YOUR TASK:
Extract every line that includes the string "this".
— Start EXTRACTED DATA —
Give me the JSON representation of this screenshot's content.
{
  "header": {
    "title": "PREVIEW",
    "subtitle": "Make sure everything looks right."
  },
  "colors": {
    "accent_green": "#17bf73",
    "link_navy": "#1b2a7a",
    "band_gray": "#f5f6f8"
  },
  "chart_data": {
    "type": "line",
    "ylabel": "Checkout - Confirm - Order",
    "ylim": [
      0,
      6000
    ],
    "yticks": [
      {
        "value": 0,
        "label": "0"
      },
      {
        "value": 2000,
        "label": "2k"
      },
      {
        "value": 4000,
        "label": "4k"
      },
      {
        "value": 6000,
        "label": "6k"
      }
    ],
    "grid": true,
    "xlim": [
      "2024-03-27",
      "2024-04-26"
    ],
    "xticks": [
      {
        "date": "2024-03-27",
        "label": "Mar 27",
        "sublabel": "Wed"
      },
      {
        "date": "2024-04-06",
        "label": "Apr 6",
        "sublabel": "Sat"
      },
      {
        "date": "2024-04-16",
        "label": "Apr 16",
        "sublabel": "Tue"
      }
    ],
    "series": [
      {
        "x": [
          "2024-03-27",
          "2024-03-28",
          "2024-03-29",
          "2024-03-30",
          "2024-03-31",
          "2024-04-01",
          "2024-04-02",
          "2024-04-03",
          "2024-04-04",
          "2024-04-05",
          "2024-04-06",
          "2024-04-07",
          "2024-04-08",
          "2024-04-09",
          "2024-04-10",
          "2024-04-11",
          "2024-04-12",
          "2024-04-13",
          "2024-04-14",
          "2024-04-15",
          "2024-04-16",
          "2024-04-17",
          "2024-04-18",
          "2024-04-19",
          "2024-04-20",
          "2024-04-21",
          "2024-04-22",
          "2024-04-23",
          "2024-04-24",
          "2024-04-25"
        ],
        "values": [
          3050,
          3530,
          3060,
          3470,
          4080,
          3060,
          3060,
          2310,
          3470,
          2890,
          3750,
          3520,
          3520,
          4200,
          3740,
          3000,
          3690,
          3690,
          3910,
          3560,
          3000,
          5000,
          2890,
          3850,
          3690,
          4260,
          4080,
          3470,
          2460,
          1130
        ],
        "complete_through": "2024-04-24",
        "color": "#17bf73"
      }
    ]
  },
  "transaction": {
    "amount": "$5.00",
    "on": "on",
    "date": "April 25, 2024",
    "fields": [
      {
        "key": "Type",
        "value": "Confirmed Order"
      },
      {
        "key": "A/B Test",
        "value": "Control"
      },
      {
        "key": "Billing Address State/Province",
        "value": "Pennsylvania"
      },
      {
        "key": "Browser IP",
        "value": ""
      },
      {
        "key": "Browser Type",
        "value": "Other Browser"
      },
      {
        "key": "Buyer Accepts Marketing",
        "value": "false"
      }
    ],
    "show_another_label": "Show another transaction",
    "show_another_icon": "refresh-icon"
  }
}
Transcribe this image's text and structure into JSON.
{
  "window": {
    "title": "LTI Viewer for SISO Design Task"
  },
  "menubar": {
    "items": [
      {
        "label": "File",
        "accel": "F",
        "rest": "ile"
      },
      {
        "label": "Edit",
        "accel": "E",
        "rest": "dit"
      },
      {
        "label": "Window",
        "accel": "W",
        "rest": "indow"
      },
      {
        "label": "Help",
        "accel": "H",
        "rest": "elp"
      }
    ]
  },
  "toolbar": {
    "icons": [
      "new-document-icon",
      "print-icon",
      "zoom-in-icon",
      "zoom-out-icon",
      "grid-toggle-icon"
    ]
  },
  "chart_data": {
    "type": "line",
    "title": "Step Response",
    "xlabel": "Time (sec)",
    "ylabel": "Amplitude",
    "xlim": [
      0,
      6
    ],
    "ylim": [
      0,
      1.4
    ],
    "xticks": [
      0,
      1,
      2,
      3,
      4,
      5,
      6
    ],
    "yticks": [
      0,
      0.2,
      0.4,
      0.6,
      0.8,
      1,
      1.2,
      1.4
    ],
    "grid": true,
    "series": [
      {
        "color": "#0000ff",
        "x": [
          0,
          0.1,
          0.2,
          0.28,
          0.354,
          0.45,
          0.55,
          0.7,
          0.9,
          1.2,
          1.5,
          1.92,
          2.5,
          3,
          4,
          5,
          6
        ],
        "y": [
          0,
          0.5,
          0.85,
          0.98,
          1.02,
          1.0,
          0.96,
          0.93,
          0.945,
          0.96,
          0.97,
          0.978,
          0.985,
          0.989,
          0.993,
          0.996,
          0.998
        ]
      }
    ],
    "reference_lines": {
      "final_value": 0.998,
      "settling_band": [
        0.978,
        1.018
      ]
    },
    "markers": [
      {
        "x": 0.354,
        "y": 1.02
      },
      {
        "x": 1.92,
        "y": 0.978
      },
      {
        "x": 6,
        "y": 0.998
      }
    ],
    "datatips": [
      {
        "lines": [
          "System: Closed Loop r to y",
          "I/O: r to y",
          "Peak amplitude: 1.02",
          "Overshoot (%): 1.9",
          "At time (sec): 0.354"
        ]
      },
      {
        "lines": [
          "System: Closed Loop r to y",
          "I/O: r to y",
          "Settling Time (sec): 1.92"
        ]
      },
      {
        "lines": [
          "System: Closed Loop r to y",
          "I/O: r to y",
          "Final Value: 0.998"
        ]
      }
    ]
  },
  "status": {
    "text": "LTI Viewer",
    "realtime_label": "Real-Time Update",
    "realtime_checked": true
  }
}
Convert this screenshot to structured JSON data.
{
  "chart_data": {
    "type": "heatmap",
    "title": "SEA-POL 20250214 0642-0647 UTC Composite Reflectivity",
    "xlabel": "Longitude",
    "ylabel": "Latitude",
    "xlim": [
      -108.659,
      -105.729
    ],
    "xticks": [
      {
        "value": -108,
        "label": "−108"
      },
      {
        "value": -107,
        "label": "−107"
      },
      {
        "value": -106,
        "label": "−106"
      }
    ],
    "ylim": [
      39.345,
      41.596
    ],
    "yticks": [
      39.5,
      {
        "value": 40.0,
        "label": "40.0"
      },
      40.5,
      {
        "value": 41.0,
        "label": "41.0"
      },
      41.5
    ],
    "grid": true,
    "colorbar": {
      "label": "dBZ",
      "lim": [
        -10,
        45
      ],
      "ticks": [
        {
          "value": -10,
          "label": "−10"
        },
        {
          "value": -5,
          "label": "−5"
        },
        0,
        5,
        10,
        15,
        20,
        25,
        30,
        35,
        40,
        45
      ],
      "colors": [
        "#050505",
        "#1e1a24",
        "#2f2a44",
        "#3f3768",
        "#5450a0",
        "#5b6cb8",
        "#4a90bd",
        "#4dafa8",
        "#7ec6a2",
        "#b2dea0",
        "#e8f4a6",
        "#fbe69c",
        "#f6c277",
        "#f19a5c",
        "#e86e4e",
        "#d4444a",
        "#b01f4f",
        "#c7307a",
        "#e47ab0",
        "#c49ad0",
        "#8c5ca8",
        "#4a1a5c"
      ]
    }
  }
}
— End EXTRACTED DATA —
TASK ANSWER:
Give me the JSON representation of this screenshot's content.
Transcribe this image's text and structure into JSON.
Convert this screenshot to structured JSON data.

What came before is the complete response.